> [Written problem]: Looking at the data below, count the lines that contain the string "Vương". Write only the total.

____ Given data

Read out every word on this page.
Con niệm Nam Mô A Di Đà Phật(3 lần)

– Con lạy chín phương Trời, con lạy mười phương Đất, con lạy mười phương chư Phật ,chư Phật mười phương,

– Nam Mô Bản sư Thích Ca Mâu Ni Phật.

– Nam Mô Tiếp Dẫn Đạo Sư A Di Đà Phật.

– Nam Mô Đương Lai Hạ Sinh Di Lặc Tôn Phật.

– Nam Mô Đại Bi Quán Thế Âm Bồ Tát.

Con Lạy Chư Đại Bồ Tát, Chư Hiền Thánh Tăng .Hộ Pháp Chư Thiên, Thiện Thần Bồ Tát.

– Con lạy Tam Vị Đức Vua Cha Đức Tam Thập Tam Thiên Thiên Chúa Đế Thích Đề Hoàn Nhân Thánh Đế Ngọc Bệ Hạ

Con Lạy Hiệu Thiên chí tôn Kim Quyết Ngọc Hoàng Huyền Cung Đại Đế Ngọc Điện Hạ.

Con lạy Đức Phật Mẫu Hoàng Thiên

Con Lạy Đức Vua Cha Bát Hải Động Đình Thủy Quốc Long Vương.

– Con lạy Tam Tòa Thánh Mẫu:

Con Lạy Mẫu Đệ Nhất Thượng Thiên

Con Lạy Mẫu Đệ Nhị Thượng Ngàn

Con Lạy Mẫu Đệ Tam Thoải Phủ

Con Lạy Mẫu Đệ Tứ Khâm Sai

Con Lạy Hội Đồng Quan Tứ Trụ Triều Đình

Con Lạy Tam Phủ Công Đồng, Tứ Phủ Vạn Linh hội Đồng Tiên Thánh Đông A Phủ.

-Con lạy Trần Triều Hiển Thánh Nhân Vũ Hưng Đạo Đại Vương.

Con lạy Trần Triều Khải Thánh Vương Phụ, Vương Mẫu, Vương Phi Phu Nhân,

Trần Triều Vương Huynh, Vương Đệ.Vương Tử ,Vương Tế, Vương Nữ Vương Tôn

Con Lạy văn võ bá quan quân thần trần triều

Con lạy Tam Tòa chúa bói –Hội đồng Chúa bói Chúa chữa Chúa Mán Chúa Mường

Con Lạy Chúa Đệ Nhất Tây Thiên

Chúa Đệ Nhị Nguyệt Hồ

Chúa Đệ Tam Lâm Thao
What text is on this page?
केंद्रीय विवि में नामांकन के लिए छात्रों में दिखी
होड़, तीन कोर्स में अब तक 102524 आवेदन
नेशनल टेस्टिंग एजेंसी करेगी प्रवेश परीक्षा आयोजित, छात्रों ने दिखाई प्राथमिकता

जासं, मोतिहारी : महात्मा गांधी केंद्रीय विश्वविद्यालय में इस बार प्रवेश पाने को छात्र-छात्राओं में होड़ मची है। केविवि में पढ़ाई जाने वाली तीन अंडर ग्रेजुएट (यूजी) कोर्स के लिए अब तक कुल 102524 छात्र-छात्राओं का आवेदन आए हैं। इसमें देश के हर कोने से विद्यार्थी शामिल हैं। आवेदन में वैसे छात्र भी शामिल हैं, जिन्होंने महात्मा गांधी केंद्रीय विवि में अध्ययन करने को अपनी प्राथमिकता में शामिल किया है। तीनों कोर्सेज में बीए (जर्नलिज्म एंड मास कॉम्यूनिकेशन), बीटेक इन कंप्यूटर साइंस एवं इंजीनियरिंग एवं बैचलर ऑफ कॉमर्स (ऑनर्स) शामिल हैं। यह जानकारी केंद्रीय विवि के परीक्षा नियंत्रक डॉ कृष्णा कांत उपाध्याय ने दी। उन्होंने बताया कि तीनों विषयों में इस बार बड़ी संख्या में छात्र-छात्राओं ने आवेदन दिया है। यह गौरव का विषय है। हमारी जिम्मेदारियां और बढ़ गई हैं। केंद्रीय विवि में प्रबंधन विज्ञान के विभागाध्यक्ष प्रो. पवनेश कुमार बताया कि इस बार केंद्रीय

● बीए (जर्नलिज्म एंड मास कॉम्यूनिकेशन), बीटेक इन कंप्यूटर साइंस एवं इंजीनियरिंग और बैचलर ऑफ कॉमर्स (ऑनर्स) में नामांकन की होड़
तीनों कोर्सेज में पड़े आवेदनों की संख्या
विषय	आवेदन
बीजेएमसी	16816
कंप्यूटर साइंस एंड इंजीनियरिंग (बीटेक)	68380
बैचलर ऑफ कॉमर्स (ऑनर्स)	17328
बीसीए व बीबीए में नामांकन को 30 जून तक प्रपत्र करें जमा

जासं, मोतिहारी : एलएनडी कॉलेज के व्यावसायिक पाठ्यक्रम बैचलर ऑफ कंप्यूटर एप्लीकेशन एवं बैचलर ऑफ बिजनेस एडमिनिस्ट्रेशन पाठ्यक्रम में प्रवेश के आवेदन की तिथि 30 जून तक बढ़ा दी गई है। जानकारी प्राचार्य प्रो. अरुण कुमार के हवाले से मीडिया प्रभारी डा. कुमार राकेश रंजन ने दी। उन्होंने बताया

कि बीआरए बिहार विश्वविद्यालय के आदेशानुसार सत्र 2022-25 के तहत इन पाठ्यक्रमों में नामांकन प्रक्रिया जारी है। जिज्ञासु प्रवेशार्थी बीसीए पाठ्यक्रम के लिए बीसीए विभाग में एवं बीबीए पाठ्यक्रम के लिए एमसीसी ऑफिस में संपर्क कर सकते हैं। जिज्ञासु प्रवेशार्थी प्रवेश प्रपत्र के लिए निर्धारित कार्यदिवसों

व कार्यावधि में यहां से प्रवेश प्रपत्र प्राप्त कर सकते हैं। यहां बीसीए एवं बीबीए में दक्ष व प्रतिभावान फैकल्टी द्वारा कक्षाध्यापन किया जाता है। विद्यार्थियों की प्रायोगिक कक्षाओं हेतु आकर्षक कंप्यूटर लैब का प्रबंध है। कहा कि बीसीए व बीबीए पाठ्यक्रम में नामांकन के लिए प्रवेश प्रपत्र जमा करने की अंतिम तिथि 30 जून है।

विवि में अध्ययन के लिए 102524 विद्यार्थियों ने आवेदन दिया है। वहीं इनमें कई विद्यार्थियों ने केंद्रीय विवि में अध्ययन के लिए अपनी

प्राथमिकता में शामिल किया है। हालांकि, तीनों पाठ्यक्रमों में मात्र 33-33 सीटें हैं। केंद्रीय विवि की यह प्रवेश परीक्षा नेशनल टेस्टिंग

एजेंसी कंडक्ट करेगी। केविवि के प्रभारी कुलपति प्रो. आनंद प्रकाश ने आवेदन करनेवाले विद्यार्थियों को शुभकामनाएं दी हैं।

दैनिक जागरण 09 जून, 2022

________

> [Exercise answer]: 4